▸ Collection entries:
— start —

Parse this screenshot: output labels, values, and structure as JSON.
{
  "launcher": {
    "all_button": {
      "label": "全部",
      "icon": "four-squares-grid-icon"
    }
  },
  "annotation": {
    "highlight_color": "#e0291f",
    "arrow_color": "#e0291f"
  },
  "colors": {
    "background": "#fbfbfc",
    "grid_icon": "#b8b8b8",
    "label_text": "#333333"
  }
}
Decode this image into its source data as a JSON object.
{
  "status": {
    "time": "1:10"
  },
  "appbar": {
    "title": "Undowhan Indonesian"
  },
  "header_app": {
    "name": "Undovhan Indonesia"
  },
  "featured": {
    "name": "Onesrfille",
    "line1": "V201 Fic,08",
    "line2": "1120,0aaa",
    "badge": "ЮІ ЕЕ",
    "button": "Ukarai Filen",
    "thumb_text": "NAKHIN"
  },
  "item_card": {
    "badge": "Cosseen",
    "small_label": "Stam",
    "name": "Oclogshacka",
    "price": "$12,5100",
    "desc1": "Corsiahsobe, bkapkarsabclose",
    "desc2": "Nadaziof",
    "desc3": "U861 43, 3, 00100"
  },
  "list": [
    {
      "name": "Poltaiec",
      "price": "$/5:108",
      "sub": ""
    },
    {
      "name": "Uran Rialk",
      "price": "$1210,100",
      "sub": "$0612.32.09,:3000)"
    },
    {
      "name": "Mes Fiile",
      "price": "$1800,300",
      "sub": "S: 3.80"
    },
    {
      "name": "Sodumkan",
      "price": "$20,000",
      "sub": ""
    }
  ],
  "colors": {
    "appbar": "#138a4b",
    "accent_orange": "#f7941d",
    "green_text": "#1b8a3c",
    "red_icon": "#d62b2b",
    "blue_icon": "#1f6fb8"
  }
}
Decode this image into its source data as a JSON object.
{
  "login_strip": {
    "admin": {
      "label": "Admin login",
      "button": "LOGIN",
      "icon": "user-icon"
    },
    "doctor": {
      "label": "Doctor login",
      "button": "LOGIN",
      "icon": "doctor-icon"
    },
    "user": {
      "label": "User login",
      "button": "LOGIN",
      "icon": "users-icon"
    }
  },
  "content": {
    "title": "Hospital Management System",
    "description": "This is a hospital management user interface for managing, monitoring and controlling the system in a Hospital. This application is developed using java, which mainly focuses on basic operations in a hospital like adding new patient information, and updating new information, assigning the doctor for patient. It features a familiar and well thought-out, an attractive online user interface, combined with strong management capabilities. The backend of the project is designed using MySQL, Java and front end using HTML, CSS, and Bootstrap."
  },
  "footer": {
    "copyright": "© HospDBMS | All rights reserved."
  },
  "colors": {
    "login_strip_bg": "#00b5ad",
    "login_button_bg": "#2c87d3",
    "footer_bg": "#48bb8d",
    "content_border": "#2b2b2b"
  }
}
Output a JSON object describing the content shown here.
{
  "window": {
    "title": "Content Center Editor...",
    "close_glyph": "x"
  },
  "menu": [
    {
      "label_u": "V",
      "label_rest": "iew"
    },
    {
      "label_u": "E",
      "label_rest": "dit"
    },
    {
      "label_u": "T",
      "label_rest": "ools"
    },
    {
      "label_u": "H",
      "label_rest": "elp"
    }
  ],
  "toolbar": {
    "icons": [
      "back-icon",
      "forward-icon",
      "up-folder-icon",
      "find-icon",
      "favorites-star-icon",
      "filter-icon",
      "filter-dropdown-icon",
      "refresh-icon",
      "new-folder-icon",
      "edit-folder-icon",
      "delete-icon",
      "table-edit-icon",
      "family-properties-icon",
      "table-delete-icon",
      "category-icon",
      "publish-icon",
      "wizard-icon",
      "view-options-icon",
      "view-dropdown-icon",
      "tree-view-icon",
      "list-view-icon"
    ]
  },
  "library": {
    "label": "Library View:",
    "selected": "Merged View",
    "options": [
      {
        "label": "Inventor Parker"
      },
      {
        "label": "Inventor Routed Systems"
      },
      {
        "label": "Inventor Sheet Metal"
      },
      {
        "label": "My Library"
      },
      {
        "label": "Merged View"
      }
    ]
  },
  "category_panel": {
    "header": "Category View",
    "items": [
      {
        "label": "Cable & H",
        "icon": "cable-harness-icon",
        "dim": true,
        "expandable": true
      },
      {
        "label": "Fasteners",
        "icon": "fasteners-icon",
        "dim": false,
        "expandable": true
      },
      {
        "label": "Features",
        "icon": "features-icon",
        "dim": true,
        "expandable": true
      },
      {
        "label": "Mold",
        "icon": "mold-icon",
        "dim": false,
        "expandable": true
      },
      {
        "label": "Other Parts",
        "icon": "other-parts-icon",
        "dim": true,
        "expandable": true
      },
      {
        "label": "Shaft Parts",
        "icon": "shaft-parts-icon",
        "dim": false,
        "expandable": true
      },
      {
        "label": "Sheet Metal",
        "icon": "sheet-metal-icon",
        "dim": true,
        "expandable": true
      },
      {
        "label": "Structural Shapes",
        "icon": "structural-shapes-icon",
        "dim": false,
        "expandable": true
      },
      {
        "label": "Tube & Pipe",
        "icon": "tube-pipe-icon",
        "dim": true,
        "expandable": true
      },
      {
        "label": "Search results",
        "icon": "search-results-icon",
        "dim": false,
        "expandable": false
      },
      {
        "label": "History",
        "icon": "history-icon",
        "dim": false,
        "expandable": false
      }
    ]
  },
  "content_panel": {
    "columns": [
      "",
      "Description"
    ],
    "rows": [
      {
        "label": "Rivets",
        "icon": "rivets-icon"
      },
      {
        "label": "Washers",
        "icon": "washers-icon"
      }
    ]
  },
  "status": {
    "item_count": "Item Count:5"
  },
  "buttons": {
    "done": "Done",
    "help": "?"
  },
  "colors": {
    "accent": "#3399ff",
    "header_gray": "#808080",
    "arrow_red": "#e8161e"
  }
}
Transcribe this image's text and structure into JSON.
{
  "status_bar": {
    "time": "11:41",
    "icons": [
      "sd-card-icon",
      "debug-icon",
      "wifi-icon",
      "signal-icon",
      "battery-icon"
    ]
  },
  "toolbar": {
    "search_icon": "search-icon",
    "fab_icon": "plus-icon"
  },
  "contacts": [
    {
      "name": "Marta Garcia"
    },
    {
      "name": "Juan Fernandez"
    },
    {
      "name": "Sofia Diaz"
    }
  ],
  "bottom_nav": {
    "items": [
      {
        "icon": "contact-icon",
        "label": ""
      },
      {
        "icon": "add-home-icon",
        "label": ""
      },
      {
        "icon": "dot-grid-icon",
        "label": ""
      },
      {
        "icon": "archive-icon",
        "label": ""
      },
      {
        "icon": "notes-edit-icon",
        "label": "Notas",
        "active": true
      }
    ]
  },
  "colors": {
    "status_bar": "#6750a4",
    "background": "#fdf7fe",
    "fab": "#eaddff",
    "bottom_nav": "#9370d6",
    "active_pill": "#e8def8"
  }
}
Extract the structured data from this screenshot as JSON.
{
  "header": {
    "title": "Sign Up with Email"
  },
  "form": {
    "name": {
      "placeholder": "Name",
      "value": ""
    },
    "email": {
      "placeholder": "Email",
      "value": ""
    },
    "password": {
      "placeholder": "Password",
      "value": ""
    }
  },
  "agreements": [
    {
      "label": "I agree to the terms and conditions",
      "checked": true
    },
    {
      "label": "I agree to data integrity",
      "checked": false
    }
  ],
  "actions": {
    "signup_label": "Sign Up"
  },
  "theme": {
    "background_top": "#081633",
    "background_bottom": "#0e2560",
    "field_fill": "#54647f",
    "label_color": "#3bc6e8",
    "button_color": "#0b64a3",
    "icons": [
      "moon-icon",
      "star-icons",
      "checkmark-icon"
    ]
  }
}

— end —

▸ Your objective: Write out every entry above, word for word.

▸ The answer:
Parse this screenshot: output labels, values, and structure as JSON.
{
  "launcher": {
    "all_button": {
      "label": "全部",
      "icon": "four-squares-grid-icon"
    }
  },
  "annotation": {
    "highlight_color": "#e0291f",
    "arrow_color": "#e0291f"
  },
  "colors": {
    "background": "#fbfbfc",
    "grid_icon": "#b8b8b8",
    "label_text": "#333333"
  }
}
Decode this image into its source data as a JSON object.
{
  "status": {
    "time": "1:10"
  },
  "appbar": {
    "title": "Undowhan Indonesian"
  },
  "header_app": {
    "name": "Undovhan Indonesia"
  },
  "featured": {
    "name": "Onesrfille",
    "line1": "V201 Fic,08",
    "line2": "1120,0aaa",
    "badge": "ЮІ ЕЕ",
    "button": "Ukarai Filen",
    "thumb_text": "NAKHIN"
  },
  "item_card": {
    "badge": "Cosseen",
    "small_label": "Stam",
    "name": "Oclogshacka",
    "price": "$12,5100",
    "desc1": "Corsiahsobe, bkapkarsabclose",
    "desc2": "Nadaziof",
    "desc3": "U861 43, 3, 00100"
  },
  "list": [
    {
      "name": "Poltaiec",
      "price": "$/5:108",
      "sub": ""
    },
    {
      "name": "Uran Rialk",
      "price": "$1210,100",
      "sub": "$0612.32.09,:3000)"
    },
    {
      "name": "Mes Fiile",
      "price": "$1800,300",
      "sub": "S: 3.80"
    },
    {
      "name": "Sodumkan",
      "price": "$20,000",
      "sub": ""
    }
  ],
  "colors": {
    "appbar": "#138a4b",
    "accent_orange": "#f7941d",
    "green_text": "#1b8a3c",
    "red_icon": "#d62b2b",
    "blue_icon": "#1f6fb8"
  }
}
Decode this image into its source data as a JSON object.
{
  "login_strip": {
    "admin": {
      "label": "Admin login",
      "button": "LOGIN",
      "icon": "user-icon"
    },
    "doctor": {
      "label": "Doctor login",
      "button": "LOGIN",
      "icon": "doctor-icon"
    },
    "user": {
      "label": "User login",
      "button": "LOGIN",
      "icon": "users-icon"
    }
  },
  "content": {
    "title": "Hospital Management System",
    "description": "This is a hospital management user interface for managing, monitoring and controlling the system in a Hospital. This application is developed using java, which mainly focuses on basic operations in a hospital like adding new patient information, and updating new information, assigning the doctor for patient. It features a familiar and well thought-out, an attractive online user interface, combined with strong management capabilities. The backend of the project is designed using MySQL, Java and front end using HTML, CSS, and Bootstrap."
  },
  "footer": {
    "copyright": "© HospDBMS | All rights reserved."
  },
  "colors": {
    "login_strip_bg": "#00b5ad",
    "login_button_bg": "#2c87d3",
    "footer_bg": "#48bb8d",
    "content_border": "#2b2b2b"
  }
}
Output a JSON object describing the content shown here.
{
  "window": {
    "title": "Content Center Editor...",
    "close_glyph": "x"
  },
  "menu": [
    {
      "label_u": "V",
      "label_rest": "iew"
    },
    {
      "label_u": "E",
      "label_rest": "dit"
    },
    {
      "label_u": "T",
      "label_rest": "ools"
    },
    {
      "label_u": "H",
      "label_rest": "elp"
    }
  ],
  "toolbar": {
    "icons": [
      "back-icon",
      "forward-icon",
      "up-folder-icon",
      "find-icon",
      "favorites-star-icon",
      "filter-icon",
      "filter-dropdown-icon",
      "refresh-icon",
      "new-folder-icon",
      "edit-folder-icon",
      "delete-icon",
      "table-edit-icon",
      "family-properties-icon",
      "table-delete-icon",
      "category-icon",
      "publish-icon",
      "wizard-icon",
      "view-options-icon",
      "view-dropdown-icon",
      "tree-view-icon",
      "list-view-icon"
    ]
  },
  "library": {
    "label": "Library View:",
    "selected": "Merged View",
    "options": [
      {
        "label": "Inventor Parker"
      },
      {
        "label": "Inventor Routed Systems"
      },
      {
        "label": "Inventor Sheet Metal"
      },
      {
        "label": "My Library"
      },
      {
        "label": "Merged View"
      }
    ]
  },
  "category_panel": {
    "header": "Category View",
    "items": [
      {
        "label": "Cable & H",
        "icon": "cable-harness-icon",
        "dim": true,
        "expandable": true
      },
      {
        "label": "Fasteners",
        "icon": "fasteners-icon",
        "dim": false,
        "expandable": true
      },
      {
        "label": "Features",
        "icon": "features-icon",
        "dim": true,
        "expandable": true
      },
      {
        "label": "Mold",
        "icon": "mold-icon",
        "dim": false,
        "expandable": true
      },
      {
        "label": "Other Parts",
        "icon": "other-parts-icon",
        "dim": true,
        "expandable": true
      },
      {
        "label": "Shaft Parts",
        "icon": "shaft-parts-icon",
        "dim": false,
        "expandable": true
      },
      {
        "label": "Sheet Metal",
        "icon": "sheet-metal-icon",
        "dim": true,
        "expandable": true
      },
      {
        "label": "Structural Shapes",
        "icon": "structural-shapes-icon",
        "dim": false,
        "expandable": true
      },
      {
        "label": "Tube & Pipe",
        "icon": "tube-pipe-icon",
        "dim": true,
        "expandable": true
      },
      {
        "label": "Search results",
        "icon": "search-results-icon",
        "dim": false,
        "expandable": false
      },
      {
        "label": "History",
        "icon": "history-icon",
        "dim": false,
        "expandable": false
      }
    ]
  },
  "content_panel": {
    "columns": [
      "",
      "Description"
    ],
    "rows": [
      {
        "label": "Rivets",
        "icon": "rivets-icon"
      },
      {
        "label": "Washers",
        "icon": "washers-icon"
      }
    ]
  },
  "status": {
    "item_count": "Item Count:5"
  },
  "buttons": {
    "done": "Done",
    "help": "?"
  },
  "colors": {
    "accent": "#3399ff",
    "header_gray": "#808080",
    "arrow_red": "#e8161e"
  }
}
Transcribe this image's text and structure into JSON.
{
  "status_bar": {
    "time": "11:41",
    "icons": [
      "sd-card-icon",
      "debug-icon",
      "wifi-icon",
      "signal-icon",
      "battery-icon"
    ]
  },
  "toolbar": {
    "search_icon": "search-icon",
    "fab_icon": "plus-icon"
  },
  "contacts": [
    {
      "name": "Marta Garcia"
    },
    {
      "name": "Juan Fernandez"
    },
    {
      "name": "Sofia Diaz"
    }
  ],
  "bottom_nav": {
    "items": [
      {
        "icon": "contact-icon",
        "label": ""
      },
      {
        "icon": "add-home-icon",
        "label": ""
      },
      {
        "icon": "dot-grid-icon",
        "label": ""
      },
      {
        "icon": "archive-icon",
        "label": ""
      },
      {
        "icon": "notes-edit-icon",
        "label": "Notas",
        "active": true
      }
    ]
  },
  "colors": {
    "status_bar": "#6750a4",
    "background": "#fdf7fe",
    "fab": "#eaddff",
    "bottom_nav": "#9370d6",
    "active_pill": "#e8def8"
  }
}
Extract the structured data from this screenshot as JSON.
{
  "header": {
    "title": "Sign Up with Email"
  },
  "form": {
    "name": {
      "placeholder": "Name",
      "value": ""
    },
    "email": {
      "placeholder": "Email",
      "value": ""
    },
    "password": {
      "placeholder": "Password",
      "value": ""
    }
  },
  "agreements": [
    {
      "label": "I agree to the terms and conditions",
      "checked": true
    },
    {
      "label": "I agree to data integrity",
      "checked": false
    }
  ],
  "actions": {
    "signup_label": "Sign Up"
  },
  "theme": {
    "background_top": "#081633",
    "background_bottom": "#0e2560",
    "field_fill": "#54647f",
    "label_color": "#3bc6e8",
    "button_color": "#0b64a3",
    "icons": [
      "moon-icon",
      "star-icons",
      "checkmark-icon"
    ]
  }
}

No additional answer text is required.